SET TASK:
Using the records that follow, copy every line containing the word "this".
---------- SUPPLIED MATERIAL
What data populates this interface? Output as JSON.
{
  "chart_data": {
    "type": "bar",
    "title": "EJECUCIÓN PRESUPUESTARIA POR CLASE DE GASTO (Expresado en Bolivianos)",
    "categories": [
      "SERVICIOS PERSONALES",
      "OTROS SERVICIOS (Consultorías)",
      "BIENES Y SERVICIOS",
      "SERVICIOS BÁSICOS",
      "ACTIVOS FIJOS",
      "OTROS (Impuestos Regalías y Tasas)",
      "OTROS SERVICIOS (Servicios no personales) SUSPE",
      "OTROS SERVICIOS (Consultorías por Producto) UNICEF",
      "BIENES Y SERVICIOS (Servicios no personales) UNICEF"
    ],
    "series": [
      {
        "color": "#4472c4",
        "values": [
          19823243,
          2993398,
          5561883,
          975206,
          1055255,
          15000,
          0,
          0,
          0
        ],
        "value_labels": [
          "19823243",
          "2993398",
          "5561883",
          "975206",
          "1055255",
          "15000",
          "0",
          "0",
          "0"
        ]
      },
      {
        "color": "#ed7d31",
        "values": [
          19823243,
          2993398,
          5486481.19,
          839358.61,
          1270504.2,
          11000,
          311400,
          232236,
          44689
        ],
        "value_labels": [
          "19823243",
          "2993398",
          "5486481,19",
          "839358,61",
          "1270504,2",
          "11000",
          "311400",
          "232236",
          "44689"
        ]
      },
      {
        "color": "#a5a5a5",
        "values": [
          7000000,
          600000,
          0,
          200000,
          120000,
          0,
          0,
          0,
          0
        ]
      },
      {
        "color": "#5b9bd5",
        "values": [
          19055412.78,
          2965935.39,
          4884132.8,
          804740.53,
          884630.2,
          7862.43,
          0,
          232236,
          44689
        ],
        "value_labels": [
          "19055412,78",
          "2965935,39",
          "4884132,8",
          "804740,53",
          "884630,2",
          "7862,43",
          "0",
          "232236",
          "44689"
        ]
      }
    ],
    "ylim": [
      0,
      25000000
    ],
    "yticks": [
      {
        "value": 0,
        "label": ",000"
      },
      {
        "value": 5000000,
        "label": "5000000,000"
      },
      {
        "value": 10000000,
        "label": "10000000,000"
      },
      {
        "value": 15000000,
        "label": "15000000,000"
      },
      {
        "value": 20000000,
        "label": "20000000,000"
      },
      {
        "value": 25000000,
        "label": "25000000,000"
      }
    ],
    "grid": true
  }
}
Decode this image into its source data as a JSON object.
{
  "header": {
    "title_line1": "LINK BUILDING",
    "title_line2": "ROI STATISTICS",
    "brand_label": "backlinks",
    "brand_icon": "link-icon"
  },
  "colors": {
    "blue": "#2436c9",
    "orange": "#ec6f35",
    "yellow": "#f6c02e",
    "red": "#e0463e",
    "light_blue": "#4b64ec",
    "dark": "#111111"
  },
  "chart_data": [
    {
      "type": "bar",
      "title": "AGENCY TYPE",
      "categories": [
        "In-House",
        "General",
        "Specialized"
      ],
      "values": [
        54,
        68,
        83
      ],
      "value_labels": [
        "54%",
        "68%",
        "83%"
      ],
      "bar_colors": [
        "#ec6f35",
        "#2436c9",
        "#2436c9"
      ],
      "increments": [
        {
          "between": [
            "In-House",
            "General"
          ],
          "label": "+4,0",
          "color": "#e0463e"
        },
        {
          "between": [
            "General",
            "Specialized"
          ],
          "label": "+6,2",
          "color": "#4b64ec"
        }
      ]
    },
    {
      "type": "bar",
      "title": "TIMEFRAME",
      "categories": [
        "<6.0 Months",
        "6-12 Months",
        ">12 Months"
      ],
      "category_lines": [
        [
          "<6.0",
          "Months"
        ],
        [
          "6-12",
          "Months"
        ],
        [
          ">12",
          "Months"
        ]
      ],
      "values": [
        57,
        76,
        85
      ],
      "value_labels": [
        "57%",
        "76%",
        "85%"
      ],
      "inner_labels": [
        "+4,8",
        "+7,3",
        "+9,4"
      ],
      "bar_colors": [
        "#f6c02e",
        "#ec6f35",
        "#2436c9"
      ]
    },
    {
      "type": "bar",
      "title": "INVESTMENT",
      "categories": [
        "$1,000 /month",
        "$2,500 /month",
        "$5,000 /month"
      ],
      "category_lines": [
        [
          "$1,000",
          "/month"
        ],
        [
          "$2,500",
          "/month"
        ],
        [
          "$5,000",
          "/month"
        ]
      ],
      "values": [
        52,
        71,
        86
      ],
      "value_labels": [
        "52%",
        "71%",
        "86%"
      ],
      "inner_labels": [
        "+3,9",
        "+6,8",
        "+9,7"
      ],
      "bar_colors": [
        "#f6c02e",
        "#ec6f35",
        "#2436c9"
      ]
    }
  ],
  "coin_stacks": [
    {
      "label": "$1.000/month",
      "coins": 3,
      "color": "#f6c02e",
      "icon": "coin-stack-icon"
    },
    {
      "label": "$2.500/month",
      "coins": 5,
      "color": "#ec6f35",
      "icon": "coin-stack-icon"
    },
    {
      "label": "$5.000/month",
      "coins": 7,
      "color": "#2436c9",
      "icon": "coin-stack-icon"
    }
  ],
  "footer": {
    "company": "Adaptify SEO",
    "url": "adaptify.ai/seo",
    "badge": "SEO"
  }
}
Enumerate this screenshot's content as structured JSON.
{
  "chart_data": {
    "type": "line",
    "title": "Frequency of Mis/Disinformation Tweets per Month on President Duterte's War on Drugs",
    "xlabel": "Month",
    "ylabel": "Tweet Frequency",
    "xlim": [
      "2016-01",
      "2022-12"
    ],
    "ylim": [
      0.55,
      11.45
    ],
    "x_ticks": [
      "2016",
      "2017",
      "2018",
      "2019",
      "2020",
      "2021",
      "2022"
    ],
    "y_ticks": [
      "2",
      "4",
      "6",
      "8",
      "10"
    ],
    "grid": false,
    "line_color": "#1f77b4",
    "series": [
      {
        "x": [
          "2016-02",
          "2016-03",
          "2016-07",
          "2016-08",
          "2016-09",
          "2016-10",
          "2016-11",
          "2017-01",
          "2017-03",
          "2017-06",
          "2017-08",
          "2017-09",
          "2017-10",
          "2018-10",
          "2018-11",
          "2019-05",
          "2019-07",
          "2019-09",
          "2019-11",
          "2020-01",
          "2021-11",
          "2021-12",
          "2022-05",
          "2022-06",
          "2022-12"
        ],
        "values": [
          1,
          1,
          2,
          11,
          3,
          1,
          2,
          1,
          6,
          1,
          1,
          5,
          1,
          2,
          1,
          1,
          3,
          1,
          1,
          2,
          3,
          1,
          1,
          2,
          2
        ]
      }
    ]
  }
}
--------------------
PROBLEM SOLUTION:
What data populates this interface? Output as JSON.
Decode this image into its source data as a JSON object.
Enumerate this screenshot's content as structured JSON.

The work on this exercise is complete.